### Your goal
State how many lines of the listing below include the word "Same". Give only the number.

——

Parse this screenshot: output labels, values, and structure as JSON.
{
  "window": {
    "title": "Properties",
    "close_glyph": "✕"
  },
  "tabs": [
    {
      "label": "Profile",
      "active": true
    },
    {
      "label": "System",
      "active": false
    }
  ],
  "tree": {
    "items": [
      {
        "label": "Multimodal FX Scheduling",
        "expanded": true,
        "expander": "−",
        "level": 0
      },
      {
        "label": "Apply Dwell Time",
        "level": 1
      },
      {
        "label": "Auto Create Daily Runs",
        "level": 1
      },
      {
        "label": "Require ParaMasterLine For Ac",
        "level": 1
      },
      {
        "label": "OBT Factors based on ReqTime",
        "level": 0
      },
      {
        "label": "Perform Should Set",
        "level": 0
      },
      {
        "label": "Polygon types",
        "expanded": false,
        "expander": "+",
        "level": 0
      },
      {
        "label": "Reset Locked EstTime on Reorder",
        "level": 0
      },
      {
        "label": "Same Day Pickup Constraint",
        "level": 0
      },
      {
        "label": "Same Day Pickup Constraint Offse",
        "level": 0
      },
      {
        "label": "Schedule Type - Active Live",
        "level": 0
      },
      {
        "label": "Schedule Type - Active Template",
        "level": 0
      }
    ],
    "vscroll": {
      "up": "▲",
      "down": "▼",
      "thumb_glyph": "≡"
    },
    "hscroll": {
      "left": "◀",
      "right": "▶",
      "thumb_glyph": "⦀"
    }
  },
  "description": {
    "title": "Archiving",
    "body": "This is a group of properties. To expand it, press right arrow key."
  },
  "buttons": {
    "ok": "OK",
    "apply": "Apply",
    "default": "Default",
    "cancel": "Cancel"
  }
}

——

### Exercise output
2